Short problem | Draw out every line with the word "JSON" from the listing below.

━━━ Stored rows

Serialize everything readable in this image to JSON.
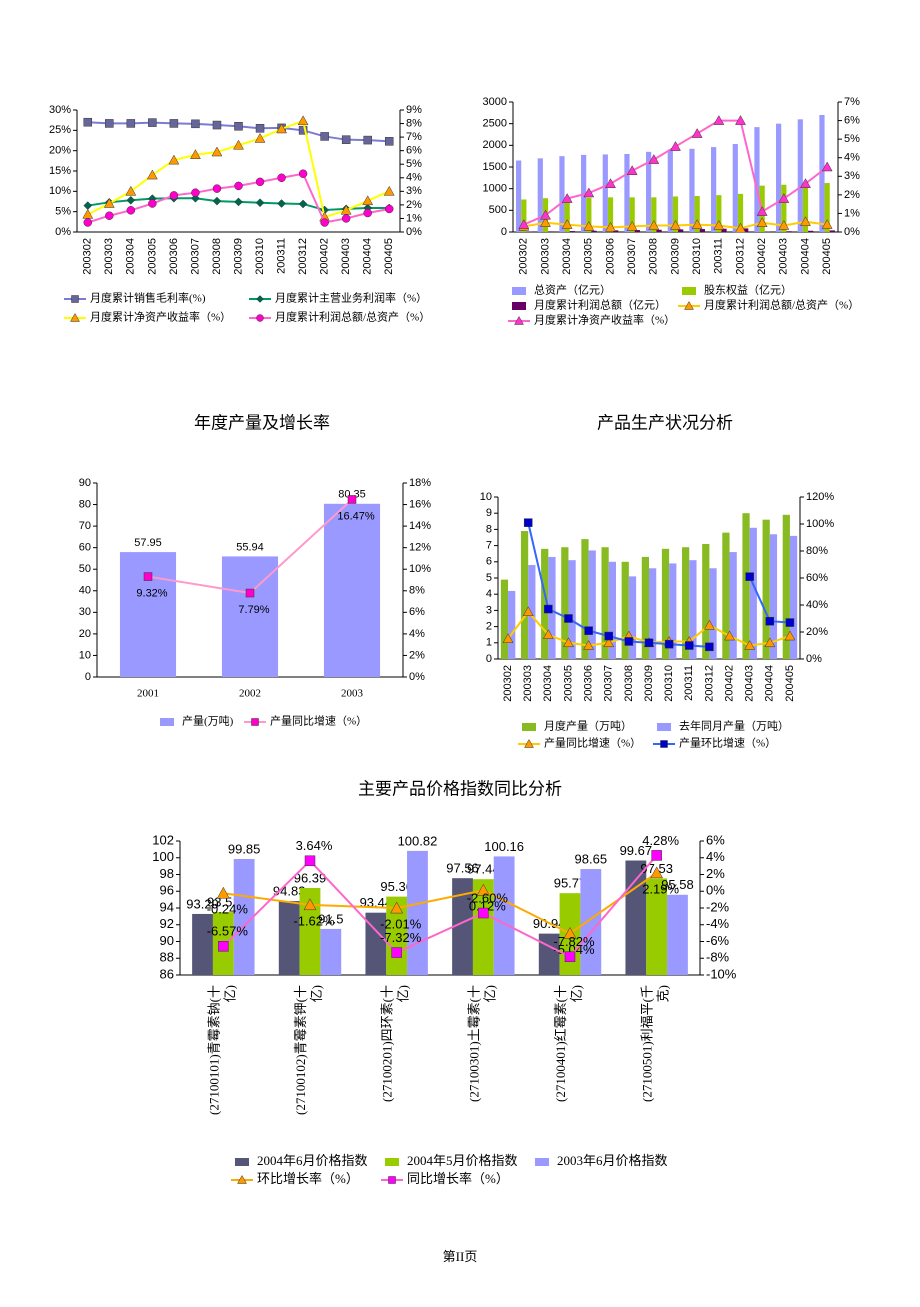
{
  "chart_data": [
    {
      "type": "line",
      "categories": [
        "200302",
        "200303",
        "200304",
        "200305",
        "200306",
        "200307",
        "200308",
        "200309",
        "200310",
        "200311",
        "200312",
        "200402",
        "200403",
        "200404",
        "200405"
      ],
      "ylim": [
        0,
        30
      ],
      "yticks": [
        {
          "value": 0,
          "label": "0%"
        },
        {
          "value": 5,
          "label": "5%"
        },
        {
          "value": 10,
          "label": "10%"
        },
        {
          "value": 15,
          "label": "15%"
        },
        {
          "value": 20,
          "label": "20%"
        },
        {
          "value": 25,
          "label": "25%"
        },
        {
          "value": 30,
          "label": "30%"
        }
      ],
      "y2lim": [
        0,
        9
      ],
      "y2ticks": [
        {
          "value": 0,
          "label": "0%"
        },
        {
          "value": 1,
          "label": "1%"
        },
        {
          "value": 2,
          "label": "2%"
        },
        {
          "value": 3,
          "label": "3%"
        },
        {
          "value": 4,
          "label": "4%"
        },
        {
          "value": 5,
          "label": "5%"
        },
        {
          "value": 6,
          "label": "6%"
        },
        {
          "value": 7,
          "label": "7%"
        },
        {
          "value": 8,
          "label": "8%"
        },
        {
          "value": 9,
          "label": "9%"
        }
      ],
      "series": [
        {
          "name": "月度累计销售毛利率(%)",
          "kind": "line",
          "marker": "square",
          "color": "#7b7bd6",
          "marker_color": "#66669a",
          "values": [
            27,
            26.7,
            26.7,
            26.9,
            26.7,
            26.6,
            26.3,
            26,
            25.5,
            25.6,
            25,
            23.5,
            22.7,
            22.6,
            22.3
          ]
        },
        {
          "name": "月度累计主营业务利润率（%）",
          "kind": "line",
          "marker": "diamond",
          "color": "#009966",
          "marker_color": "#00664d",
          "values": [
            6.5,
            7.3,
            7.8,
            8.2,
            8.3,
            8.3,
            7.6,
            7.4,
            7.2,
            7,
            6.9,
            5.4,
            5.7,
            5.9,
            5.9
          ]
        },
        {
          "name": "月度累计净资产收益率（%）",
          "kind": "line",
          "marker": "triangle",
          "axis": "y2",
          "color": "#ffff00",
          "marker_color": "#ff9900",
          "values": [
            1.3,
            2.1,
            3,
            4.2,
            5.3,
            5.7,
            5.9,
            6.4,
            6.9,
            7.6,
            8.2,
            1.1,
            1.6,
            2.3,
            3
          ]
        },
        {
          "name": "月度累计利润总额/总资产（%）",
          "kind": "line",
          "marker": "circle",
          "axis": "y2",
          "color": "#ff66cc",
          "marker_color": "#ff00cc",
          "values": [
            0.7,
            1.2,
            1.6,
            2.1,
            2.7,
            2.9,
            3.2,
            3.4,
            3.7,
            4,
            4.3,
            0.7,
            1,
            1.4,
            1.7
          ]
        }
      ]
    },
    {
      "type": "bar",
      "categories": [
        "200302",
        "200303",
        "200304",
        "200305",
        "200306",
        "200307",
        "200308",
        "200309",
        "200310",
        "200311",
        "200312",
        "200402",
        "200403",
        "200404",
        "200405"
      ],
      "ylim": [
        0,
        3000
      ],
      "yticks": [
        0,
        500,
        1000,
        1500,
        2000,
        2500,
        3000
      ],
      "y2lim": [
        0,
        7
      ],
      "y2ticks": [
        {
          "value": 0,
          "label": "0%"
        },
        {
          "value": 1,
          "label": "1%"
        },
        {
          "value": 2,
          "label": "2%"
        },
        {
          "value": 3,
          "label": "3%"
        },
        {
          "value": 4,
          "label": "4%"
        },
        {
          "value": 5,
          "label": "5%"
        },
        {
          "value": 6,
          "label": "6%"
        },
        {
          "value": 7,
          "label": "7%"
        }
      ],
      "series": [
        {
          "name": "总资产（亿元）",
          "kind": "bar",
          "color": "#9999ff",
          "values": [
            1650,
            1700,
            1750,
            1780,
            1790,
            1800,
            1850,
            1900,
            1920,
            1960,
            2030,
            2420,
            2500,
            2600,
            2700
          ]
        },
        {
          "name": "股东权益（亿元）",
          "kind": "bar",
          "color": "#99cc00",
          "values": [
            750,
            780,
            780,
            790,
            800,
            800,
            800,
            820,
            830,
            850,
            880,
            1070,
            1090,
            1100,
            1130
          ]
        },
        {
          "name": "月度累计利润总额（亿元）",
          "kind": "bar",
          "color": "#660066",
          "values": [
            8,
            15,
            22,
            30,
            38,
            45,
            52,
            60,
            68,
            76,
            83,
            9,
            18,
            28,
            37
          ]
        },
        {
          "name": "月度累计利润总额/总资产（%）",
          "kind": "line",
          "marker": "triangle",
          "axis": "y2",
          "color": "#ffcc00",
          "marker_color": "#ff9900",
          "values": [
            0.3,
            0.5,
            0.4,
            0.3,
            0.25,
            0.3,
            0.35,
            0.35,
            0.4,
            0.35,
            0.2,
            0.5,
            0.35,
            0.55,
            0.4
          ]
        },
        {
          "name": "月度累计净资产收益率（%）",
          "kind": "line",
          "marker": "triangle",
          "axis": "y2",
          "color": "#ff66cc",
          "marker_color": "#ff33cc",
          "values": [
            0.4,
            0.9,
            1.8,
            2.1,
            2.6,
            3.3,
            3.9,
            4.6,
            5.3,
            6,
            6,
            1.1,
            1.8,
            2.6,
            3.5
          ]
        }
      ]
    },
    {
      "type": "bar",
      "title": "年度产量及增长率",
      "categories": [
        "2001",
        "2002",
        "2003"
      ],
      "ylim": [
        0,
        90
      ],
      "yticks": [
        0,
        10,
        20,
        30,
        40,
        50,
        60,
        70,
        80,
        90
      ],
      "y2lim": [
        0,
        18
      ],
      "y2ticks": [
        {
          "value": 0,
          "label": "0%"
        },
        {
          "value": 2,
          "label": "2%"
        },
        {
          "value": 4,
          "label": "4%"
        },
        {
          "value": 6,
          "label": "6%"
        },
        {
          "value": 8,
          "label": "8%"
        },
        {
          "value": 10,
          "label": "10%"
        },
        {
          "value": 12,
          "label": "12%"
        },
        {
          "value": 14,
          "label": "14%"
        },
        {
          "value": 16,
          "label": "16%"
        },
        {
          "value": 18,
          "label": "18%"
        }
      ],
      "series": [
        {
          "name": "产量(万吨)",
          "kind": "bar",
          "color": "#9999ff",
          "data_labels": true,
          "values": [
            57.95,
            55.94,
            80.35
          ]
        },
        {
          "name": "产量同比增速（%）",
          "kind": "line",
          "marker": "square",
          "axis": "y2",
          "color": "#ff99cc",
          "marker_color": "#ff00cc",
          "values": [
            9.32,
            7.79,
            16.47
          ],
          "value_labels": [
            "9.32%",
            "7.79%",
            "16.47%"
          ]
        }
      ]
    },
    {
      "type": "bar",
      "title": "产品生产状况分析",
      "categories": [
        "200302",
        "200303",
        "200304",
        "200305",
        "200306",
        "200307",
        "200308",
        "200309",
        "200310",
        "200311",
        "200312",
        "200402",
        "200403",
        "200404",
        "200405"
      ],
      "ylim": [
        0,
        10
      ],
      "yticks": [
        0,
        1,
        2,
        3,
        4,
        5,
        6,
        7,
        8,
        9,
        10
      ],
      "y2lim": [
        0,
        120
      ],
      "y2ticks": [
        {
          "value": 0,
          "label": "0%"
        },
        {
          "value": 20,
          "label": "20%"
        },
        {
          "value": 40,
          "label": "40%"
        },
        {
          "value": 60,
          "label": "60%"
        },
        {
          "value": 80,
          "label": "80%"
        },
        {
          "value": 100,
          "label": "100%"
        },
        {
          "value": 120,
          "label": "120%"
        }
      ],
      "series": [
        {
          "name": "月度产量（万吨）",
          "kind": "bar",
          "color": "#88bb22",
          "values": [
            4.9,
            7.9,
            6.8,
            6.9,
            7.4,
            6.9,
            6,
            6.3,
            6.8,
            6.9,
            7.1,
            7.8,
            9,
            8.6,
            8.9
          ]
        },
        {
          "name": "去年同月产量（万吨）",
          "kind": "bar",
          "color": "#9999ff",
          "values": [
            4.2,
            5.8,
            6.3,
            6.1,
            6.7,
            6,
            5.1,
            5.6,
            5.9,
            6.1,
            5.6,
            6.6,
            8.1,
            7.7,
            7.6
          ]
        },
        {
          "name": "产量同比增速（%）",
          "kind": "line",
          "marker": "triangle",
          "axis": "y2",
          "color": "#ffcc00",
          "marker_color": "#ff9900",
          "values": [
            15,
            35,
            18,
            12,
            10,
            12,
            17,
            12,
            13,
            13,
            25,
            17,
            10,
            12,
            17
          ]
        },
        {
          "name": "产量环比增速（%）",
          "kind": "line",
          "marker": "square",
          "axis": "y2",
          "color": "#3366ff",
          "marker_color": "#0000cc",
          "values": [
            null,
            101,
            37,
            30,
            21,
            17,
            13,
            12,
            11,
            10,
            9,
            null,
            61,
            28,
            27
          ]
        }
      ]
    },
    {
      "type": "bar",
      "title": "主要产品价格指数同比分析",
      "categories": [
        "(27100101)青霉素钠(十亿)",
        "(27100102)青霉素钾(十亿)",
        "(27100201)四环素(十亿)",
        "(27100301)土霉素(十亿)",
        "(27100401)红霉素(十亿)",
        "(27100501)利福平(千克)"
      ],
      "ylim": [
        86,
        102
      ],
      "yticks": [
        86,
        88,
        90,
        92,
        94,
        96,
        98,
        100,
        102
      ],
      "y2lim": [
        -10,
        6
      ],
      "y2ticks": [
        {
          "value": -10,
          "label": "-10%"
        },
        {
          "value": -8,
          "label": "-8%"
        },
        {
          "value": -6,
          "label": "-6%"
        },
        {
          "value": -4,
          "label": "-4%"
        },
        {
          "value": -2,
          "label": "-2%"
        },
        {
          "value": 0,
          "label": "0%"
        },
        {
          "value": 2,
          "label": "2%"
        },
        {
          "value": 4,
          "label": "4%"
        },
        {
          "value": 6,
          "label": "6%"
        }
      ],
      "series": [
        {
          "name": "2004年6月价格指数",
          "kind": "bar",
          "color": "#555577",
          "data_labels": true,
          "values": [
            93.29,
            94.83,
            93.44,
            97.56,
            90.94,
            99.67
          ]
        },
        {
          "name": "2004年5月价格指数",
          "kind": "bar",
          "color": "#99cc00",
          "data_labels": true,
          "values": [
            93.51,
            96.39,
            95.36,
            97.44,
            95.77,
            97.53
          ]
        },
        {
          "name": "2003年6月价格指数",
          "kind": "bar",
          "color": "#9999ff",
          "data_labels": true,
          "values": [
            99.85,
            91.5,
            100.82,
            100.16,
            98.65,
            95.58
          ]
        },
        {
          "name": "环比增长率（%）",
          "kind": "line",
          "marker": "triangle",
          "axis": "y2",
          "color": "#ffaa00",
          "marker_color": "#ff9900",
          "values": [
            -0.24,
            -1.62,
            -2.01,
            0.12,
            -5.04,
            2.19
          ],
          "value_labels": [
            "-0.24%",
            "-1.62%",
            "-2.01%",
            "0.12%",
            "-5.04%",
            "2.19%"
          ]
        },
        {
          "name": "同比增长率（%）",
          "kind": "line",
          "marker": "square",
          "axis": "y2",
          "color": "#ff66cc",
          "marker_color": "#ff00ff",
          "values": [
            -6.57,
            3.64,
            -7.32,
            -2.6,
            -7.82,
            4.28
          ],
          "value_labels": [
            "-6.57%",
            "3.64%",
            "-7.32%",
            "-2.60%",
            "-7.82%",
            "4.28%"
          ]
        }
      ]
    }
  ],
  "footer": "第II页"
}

━━━━━━
━━━ Stored rows

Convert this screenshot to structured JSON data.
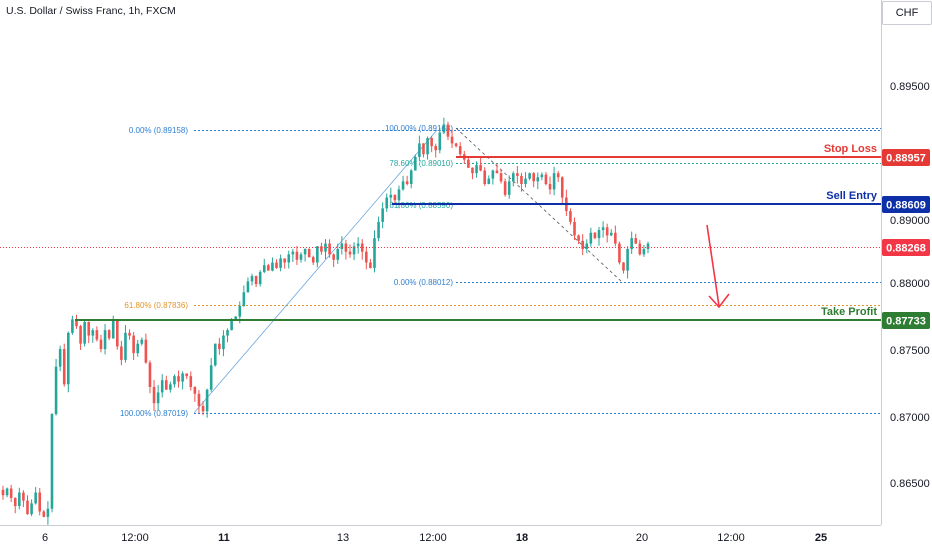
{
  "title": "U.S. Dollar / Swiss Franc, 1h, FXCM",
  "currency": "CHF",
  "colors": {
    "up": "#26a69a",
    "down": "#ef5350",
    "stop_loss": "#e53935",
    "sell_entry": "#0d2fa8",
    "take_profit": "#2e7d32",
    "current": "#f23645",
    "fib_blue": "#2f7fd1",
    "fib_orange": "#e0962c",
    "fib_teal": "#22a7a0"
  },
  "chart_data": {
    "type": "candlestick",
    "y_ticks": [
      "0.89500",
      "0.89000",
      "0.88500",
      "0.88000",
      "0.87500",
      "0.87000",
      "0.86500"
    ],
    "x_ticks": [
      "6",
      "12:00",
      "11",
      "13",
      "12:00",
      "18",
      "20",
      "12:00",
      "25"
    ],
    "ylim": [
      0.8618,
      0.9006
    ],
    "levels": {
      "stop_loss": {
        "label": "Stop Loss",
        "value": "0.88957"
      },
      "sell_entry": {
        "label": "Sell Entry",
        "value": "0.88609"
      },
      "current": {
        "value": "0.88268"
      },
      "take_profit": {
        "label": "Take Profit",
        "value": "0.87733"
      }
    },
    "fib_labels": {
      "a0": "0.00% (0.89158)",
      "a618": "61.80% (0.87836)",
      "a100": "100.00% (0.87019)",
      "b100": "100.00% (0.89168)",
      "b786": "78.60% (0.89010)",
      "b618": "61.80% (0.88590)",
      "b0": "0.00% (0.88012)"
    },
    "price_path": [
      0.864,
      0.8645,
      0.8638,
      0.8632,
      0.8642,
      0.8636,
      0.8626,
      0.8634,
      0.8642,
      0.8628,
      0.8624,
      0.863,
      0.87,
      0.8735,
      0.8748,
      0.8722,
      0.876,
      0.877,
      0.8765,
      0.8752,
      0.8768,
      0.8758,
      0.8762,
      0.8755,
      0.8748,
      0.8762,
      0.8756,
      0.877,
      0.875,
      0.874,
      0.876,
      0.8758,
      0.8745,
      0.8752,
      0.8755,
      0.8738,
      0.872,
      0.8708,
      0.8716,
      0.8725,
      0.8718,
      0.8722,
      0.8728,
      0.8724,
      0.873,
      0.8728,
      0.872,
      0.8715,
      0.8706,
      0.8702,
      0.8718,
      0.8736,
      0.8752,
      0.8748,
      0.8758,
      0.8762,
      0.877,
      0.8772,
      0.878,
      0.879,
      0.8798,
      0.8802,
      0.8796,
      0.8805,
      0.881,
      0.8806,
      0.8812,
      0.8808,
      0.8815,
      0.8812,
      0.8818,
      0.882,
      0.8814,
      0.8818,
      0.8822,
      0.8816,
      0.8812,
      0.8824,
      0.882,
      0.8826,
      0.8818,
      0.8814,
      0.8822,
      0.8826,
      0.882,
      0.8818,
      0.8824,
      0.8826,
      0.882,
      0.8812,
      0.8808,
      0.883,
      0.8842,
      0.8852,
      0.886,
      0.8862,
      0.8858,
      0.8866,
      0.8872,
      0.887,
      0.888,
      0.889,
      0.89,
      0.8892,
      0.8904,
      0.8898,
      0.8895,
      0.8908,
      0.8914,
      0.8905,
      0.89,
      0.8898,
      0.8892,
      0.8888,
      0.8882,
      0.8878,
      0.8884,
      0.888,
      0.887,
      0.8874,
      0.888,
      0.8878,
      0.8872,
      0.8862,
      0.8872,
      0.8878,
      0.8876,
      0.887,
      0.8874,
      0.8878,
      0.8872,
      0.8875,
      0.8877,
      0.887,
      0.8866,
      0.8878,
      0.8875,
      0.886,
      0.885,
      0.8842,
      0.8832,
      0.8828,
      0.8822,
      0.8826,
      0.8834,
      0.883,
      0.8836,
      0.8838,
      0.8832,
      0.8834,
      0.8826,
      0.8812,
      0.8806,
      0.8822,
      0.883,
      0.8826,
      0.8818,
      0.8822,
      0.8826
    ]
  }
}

━━━━━━
━━━ Stored rows

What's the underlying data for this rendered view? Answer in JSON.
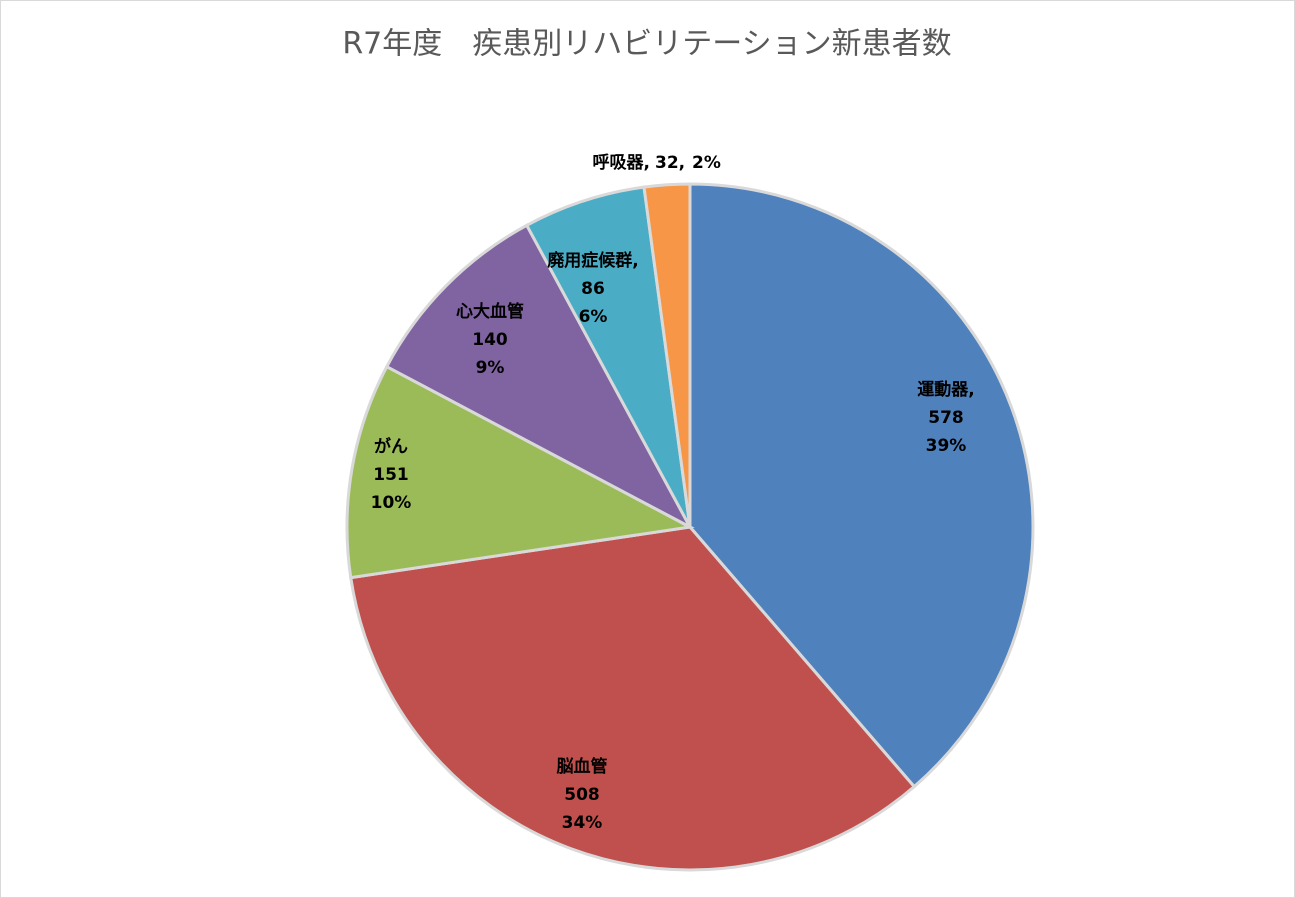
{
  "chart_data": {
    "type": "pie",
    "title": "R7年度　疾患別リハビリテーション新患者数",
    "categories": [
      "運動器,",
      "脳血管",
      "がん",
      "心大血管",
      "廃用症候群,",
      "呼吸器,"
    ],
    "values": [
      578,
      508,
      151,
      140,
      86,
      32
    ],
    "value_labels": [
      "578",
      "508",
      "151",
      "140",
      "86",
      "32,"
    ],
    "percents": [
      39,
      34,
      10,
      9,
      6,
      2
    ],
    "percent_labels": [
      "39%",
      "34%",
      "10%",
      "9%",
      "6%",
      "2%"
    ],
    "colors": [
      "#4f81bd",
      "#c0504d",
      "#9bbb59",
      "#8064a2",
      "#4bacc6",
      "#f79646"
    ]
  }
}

━━━━━━

Exercise solution |
Serialize everything readable in this image to JSON.
Convert this screenshot to structured JSON data.
What's the underlying data for this rendered view? Answer in JSON.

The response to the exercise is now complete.